> Directions
Without any pictures, reproduce exactly the lines running from the line containing "Extract all the data from this chart as JSON." through the end of the entries.

> Records supplied
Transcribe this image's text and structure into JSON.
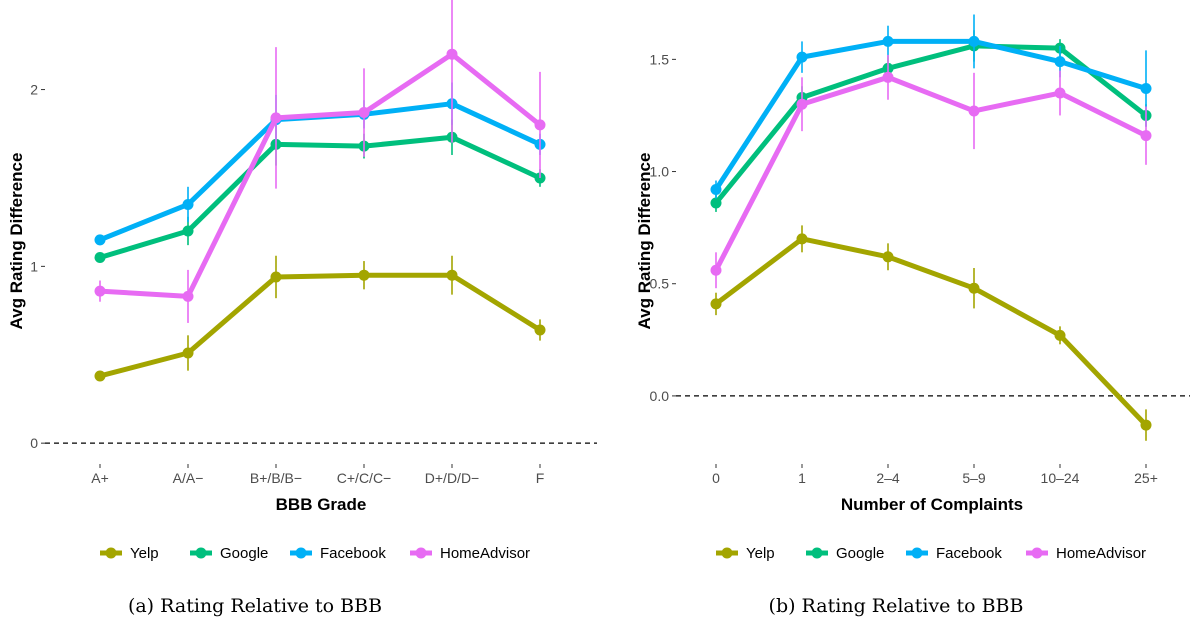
{
  "colors": {
    "Yelp": "#A3A500",
    "Google": "#00BF7D",
    "Facebook": "#00B0F6",
    "HomeAdvisor": "#E76BF3"
  },
  "chart_data": [
    {
      "type": "line",
      "caption": "(a) Rating Relative to BBB",
      "xlabel": "BBB Grade",
      "ylabel": "Avg Rating Difference",
      "categories": [
        "A+",
        "A/A−",
        "B+/B/B−",
        "C+/C/C−",
        "D+/D/D−",
        "F"
      ],
      "ylim": [
        -0.05,
        2.45
      ],
      "yticks": [
        0,
        1,
        2
      ],
      "reference_line": 0,
      "legend_position": "bottom",
      "series": [
        {
          "name": "Yelp",
          "values": [
            0.38,
            0.51,
            0.94,
            0.95,
            0.95,
            0.64
          ],
          "err": [
            0.02,
            0.1,
            0.12,
            0.08,
            0.11,
            0.06
          ]
        },
        {
          "name": "Google",
          "values": [
            1.05,
            1.2,
            1.69,
            1.68,
            1.73,
            1.5
          ],
          "err": [
            0.02,
            0.08,
            0.12,
            0.07,
            0.1,
            0.05
          ]
        },
        {
          "name": "Facebook",
          "values": [
            1.15,
            1.35,
            1.83,
            1.86,
            1.92,
            1.69
          ],
          "err": [
            0.03,
            0.1,
            0.14,
            0.08,
            0.12,
            0.06
          ]
        },
        {
          "name": "HomeAdvisor",
          "values": [
            0.86,
            0.83,
            1.84,
            1.87,
            2.2,
            1.8
          ],
          "err": [
            0.06,
            0.15,
            0.4,
            0.25,
            0.5,
            0.3
          ]
        }
      ]
    },
    {
      "type": "line",
      "caption": "(b) Rating Relative to BBB",
      "xlabel": "Number of Complaints",
      "ylabel": "Avg Rating Difference",
      "categories": [
        "0",
        "1",
        "2–4",
        "5–9",
        "10–24",
        "25+"
      ],
      "ylim": [
        -0.25,
        1.72
      ],
      "yticks": [
        0.0,
        0.5,
        1.0,
        1.5
      ],
      "ytick_labels": [
        "0.0",
        "0.5",
        "1.0",
        "1.5"
      ],
      "reference_line": 0,
      "legend_position": "bottom",
      "series": [
        {
          "name": "Yelp",
          "values": [
            0.41,
            0.7,
            0.62,
            0.48,
            0.27,
            -0.13
          ],
          "err": [
            0.05,
            0.06,
            0.06,
            0.09,
            0.04,
            0.07
          ]
        },
        {
          "name": "Google",
          "values": [
            0.86,
            1.33,
            1.46,
            1.56,
            1.55,
            1.25
          ],
          "err": [
            0.04,
            0.05,
            0.05,
            0.07,
            0.04,
            0.05
          ]
        },
        {
          "name": "Facebook",
          "values": [
            0.92,
            1.51,
            1.58,
            1.58,
            1.49,
            1.37
          ],
          "err": [
            0.04,
            0.07,
            0.07,
            0.12,
            0.07,
            0.17
          ]
        },
        {
          "name": "HomeAdvisor",
          "values": [
            0.56,
            1.3,
            1.42,
            1.27,
            1.35,
            1.16
          ],
          "err": [
            0.08,
            0.12,
            0.1,
            0.17,
            0.1,
            0.13
          ]
        }
      ]
    }
  ]
}
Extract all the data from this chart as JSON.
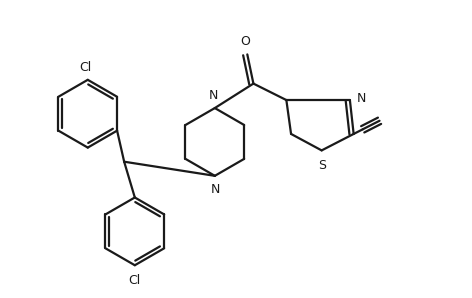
{
  "background_color": "#ffffff",
  "line_color": "#1a1a1a",
  "line_width": 1.6,
  "label_fontsize": 9.0,
  "figsize": [
    4.72,
    2.98
  ],
  "dpi": 100,
  "xlim": [
    0,
    10
  ],
  "ylim": [
    0,
    6.3
  ]
}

> The reply
Extract all the data from this chart as JSON.
{
  "background_color": "#ffffff",
  "line_color": "#1a1a1a",
  "line_width": 1.6,
  "label_fontsize": 9.0,
  "figsize": [
    4.72,
    2.98
  ],
  "dpi": 100,
  "xlim": [
    0,
    10
  ],
  "ylim": [
    0,
    6.3
  ]
}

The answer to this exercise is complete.